* [Goal]:
Print the entire listing. Each line must match the original exactly.

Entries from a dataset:
........

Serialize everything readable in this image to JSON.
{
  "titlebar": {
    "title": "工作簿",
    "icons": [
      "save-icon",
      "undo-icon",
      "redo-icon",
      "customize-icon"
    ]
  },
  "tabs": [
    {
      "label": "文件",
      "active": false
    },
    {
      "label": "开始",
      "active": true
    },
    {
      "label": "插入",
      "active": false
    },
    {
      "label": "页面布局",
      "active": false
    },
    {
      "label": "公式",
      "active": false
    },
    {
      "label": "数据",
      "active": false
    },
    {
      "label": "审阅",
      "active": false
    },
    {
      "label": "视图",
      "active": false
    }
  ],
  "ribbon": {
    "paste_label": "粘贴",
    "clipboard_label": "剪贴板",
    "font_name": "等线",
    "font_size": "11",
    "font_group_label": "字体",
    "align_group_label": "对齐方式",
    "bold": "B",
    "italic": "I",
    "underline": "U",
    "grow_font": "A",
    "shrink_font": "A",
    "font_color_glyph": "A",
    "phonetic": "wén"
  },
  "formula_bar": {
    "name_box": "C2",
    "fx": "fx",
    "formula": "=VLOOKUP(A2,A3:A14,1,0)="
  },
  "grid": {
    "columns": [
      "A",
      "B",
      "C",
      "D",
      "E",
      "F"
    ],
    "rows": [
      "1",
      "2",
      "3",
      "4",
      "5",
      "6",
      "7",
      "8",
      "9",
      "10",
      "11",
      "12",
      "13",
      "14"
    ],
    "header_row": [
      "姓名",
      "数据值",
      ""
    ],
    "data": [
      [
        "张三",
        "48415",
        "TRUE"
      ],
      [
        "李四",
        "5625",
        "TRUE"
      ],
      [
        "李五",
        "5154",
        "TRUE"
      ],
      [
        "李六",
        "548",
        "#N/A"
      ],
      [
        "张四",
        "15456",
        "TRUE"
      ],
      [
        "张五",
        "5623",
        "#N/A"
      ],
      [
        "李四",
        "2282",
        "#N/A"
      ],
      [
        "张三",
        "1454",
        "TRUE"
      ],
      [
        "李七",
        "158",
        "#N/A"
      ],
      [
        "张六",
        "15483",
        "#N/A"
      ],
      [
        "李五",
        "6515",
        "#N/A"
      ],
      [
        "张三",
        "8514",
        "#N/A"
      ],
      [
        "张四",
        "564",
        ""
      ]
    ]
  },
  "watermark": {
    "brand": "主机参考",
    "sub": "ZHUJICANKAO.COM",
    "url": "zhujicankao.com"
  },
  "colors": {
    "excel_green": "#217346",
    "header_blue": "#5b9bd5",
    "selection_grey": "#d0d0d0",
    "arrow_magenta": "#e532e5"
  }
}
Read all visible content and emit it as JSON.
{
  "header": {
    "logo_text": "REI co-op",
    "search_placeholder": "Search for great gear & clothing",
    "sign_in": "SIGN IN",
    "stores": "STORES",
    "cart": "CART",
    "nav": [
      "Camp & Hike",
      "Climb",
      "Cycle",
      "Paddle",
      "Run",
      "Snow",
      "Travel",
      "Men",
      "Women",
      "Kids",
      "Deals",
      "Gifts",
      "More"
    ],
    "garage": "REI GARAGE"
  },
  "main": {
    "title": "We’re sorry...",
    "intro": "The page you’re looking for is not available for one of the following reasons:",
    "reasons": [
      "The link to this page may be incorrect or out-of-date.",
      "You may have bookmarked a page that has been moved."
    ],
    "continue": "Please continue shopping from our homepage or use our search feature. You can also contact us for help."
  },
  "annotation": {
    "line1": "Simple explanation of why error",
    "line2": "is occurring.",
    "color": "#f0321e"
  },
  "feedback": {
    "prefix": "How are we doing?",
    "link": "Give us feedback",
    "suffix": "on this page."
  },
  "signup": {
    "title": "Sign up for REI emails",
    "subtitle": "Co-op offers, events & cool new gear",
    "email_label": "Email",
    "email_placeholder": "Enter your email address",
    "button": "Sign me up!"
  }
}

........

* [Response to the exercise]:
Serialize everything readable in this image to JSON.
{
  "titlebar": {
    "title": "工作簿",
    "icons": [
      "save-icon",
      "undo-icon",
      "redo-icon",
      "customize-icon"
    ]
  },
  "tabs": [
    {
      "label": "文件",
      "active": false
    },
    {
      "label": "开始",
      "active": true
    },
    {
      "label": "插入",
      "active": false
    },
    {
      "label": "页面布局",
      "active": false
    },
    {
      "label": "公式",
      "active": false
    },
    {
      "label": "数据",
      "active": false
    },
    {
      "label": "审阅",
      "active": false
    },
    {
      "label": "视图",
      "active": false
    }
  ],
  "ribbon": {
    "paste_label": "粘贴",
    "clipboard_label": "剪贴板",
    "font_name": "等线",
    "font_size": "11",
    "font_group_label": "字体",
    "align_group_label": "对齐方式",
    "bold": "B",
    "italic": "I",
    "underline": "U",
    "grow_font": "A",
    "shrink_font": "A",
    "font_color_glyph": "A",
    "phonetic": "wén"
  },
  "formula_bar": {
    "name_box": "C2",
    "fx": "fx",
    "formula": "=VLOOKUP(A2,A3:A14,1,0)="
  },
  "grid": {
    "columns": [
      "A",
      "B",
      "C",
      "D",
      "E",
      "F"
    ],
    "rows": [
      "1",
      "2",
      "3",
      "4",
      "5",
      "6",
      "7",
      "8",
      "9",
      "10",
      "11",
      "12",
      "13",
      "14"
    ],
    "header_row": [
      "姓名",
      "数据值",
      ""
    ],
    "data": [
      [
        "张三",
        "48415",
        "TRUE"
      ],
      [
        "李四",
        "5625",
        "TRUE"
      ],
      [
        "李五",
        "5154",
        "TRUE"
      ],
      [
        "李六",
        "548",
        "#N/A"
      ],
      [
        "张四",
        "15456",
        "TRUE"
      ],
      [
        "张五",
        "5623",
        "#N/A"
      ],
      [
        "李四",
        "2282",
        "#N/A"
      ],
      [
        "张三",
        "1454",
        "TRUE"
      ],
      [
        "李七",
        "158",
        "#N/A"
      ],
      [
        "张六",
        "15483",
        "#N/A"
      ],
      [
        "李五",
        "6515",
        "#N/A"
      ],
      [
        "张三",
        "8514",
        "#N/A"
      ],
      [
        "张四",
        "564",
        ""
      ]
    ]
  },
  "watermark": {
    "brand": "主机参考",
    "sub": "ZHUJICANKAO.COM",
    "url": "zhujicankao.com"
  },
  "colors": {
    "excel_green": "#217346",
    "header_blue": "#5b9bd5",
    "selection_grey": "#d0d0d0",
    "arrow_magenta": "#e532e5"
  }
}
Read all visible content and emit it as JSON.
{
  "header": {
    "logo_text": "REI co-op",
    "search_placeholder": "Search for great gear & clothing",
    "sign_in": "SIGN IN",
    "stores": "STORES",
    "cart": "CART",
    "nav": [
      "Camp & Hike",
      "Climb",
      "Cycle",
      "Paddle",
      "Run",
      "Snow",
      "Travel",
      "Men",
      "Women",
      "Kids",
      "Deals",
      "Gifts",
      "More"
    ],
    "garage": "REI GARAGE"
  },
  "main": {
    "title": "We’re sorry...",
    "intro": "The page you’re looking for is not available for one of the following reasons:",
    "reasons": [
      "The link to this page may be incorrect or out-of-date.",
      "You may have bookmarked a page that has been moved."
    ],
    "continue": "Please continue shopping from our homepage or use our search feature. You can also contact us for help."
  },
  "annotation": {
    "line1": "Simple explanation of why error",
    "line2": "is occurring.",
    "color": "#f0321e"
  },
  "feedback": {
    "prefix": "How are we doing?",
    "link": "Give us feedback",
    "suffix": "on this page."
  },
  "signup": {
    "title": "Sign up for REI emails",
    "subtitle": "Co-op offers, events & cool new gear",
    "email_label": "Email",
    "email_placeholder": "Enter your email address",
    "button": "Sign me up!"
  }
}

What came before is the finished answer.